Stored data entries:
* * * * * * * * *
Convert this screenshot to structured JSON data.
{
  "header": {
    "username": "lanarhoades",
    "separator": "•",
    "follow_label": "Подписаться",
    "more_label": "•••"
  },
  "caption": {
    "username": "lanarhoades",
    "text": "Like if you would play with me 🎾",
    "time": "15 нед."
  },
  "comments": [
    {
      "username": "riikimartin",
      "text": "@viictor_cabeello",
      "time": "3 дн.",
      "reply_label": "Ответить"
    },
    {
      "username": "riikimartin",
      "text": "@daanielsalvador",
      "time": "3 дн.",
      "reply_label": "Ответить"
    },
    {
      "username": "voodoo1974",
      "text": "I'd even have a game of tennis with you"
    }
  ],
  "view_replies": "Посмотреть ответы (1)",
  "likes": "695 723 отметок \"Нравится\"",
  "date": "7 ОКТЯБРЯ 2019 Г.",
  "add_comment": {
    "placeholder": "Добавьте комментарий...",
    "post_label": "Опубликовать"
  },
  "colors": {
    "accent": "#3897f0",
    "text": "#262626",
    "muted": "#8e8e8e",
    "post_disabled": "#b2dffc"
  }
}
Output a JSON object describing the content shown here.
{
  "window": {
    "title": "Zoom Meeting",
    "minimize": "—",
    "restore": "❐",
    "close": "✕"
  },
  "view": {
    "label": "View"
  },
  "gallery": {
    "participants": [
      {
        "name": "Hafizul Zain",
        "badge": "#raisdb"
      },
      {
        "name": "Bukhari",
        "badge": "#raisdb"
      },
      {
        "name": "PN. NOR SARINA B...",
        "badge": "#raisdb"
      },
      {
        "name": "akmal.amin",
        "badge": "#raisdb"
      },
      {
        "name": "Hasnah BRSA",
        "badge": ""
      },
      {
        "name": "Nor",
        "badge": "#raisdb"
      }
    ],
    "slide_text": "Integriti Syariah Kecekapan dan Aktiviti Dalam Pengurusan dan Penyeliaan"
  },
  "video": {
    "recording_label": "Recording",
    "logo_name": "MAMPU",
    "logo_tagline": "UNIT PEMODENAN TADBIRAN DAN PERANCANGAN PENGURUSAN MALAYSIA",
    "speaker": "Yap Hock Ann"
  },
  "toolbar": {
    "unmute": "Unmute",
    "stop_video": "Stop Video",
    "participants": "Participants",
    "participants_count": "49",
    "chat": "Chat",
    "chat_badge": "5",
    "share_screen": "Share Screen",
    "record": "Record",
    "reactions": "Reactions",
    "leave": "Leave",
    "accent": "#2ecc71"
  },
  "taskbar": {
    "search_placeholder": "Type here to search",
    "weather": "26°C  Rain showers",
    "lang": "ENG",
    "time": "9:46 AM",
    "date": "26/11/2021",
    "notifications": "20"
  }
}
* * * * * * * * *
▶ _Challenge_
Repeat the material word for word, in full.

▶ _Full solution_
Convert this screenshot to structured JSON data.
{
  "header": {
    "username": "lanarhoades",
    "separator": "•",
    "follow_label": "Подписаться",
    "more_label": "•••"
  },
  "caption": {
    "username": "lanarhoades",
    "text": "Like if you would play with me 🎾",
    "time": "15 нед."
  },
  "comments": [
    {
      "username": "riikimartin",
      "text": "@viictor_cabeello",
      "time": "3 дн.",
      "reply_label": "Ответить"
    },
    {
      "username": "riikimartin",
      "text": "@daanielsalvador",
      "time": "3 дн.",
      "reply_label": "Ответить"
    },
    {
      "username": "voodoo1974",
      "text": "I'd even have a game of tennis with you"
    }
  ],
  "view_replies": "Посмотреть ответы (1)",
  "likes": "695 723 отметок \"Нравится\"",
  "date": "7 ОКТЯБРЯ 2019 Г.",
  "add_comment": {
    "placeholder": "Добавьте комментарий...",
    "post_label": "Опубликовать"
  },
  "colors": {
    "accent": "#3897f0",
    "text": "#262626",
    "muted": "#8e8e8e",
    "post_disabled": "#b2dffc"
  }
}
Output a JSON object describing the content shown here.
{
  "window": {
    "title": "Zoom Meeting",
    "minimize": "—",
    "restore": "❐",
    "close": "✕"
  },
  "view": {
    "label": "View"
  },
  "gallery": {
    "participants": [
      {
        "name": "Hafizul Zain",
        "badge": "#raisdb"
      },
      {
        "name": "Bukhari",
        "badge": "#raisdb"
      },
      {
        "name": "PN. NOR SARINA B...",
        "badge": "#raisdb"
      },
      {
        "name": "akmal.amin",
        "badge": "#raisdb"
      },
      {
        "name": "Hasnah BRSA",
        "badge": ""
      },
      {
        "name": "Nor",
        "badge": "#raisdb"
      }
    ],
    "slide_text": "Integriti Syariah Kecekapan dan Aktiviti Dalam Pengurusan dan Penyeliaan"
  },
  "video": {
    "recording_label": "Recording",
    "logo_name": "MAMPU",
    "logo_tagline": "UNIT PEMODENAN TADBIRAN DAN PERANCANGAN PENGURUSAN MALAYSIA",
    "speaker": "Yap Hock Ann"
  },
  "toolbar": {
    "unmute": "Unmute",
    "stop_video": "Stop Video",
    "participants": "Participants",
    "participants_count": "49",
    "chat": "Chat",
    "chat_badge": "5",
    "share_screen": "Share Screen",
    "record": "Record",
    "reactions": "Reactions",
    "leave": "Leave",
    "accent": "#2ecc71"
  },
  "taskbar": {
    "search_placeholder": "Type here to search",
    "weather": "26°C  Rain showers",
    "lang": "ENG",
    "time": "9:46 AM",
    "date": "26/11/2021",
    "notifications": "20"
  }
}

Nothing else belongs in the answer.